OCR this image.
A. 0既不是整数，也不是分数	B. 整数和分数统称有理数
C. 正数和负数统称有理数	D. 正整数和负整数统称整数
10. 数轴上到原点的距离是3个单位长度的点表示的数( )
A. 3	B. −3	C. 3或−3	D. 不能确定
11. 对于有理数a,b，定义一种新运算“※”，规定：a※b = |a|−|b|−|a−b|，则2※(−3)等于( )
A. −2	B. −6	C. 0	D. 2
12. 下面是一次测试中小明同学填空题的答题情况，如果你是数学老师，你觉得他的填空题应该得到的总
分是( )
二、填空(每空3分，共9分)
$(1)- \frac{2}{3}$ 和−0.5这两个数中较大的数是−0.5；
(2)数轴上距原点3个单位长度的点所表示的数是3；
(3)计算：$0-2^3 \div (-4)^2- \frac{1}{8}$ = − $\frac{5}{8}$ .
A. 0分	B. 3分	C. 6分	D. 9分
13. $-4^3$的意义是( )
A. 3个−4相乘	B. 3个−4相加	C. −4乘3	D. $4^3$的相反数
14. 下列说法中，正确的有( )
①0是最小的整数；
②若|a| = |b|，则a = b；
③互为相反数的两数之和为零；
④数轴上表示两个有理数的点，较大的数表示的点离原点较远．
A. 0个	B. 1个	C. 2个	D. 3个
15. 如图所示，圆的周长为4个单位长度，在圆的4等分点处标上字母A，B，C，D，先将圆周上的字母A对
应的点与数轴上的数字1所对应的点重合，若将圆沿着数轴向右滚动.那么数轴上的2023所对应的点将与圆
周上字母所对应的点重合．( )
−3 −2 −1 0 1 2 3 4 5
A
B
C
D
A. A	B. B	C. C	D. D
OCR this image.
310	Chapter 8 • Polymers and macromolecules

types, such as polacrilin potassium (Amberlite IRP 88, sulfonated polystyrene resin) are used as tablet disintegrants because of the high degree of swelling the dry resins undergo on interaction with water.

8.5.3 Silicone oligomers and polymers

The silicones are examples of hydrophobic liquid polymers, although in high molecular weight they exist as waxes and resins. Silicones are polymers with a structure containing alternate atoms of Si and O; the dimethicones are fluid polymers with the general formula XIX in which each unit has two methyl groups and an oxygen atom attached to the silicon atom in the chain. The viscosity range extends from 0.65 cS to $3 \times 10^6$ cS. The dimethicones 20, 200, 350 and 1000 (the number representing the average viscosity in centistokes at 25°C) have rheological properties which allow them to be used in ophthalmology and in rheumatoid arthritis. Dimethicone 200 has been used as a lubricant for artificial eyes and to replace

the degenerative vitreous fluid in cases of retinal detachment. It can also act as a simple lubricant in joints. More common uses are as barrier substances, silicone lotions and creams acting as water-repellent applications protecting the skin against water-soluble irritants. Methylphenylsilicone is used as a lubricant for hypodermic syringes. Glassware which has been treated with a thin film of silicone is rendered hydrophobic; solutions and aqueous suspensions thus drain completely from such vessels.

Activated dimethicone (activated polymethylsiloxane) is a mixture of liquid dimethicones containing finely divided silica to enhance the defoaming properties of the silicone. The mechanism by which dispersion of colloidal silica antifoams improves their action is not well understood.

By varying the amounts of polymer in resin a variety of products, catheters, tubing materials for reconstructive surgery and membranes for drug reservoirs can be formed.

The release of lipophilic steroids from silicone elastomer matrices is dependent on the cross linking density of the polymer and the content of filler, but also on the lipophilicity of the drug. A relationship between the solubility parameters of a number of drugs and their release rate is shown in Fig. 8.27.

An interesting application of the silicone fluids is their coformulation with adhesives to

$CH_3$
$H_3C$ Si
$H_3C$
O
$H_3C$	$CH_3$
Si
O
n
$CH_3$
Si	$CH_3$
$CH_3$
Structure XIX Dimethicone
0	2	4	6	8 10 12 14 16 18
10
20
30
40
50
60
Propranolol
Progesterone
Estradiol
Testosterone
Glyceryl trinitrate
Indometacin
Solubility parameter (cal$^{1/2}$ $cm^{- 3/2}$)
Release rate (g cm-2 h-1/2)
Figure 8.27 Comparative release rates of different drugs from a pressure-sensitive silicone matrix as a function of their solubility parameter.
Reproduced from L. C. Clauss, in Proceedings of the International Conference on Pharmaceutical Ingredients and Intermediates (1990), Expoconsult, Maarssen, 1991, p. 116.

++++

- YOUR GOAL -
Copy each line that contains the word "frac".

- SOLUTION -
$(1)- \frac{2}{3}$ 和−0.5这两个数中较大的数是−0.5；
(3)计算：$0-2^3 \div (-4)^2- \frac{1}{8}$ = − $\frac{5}{8}$ .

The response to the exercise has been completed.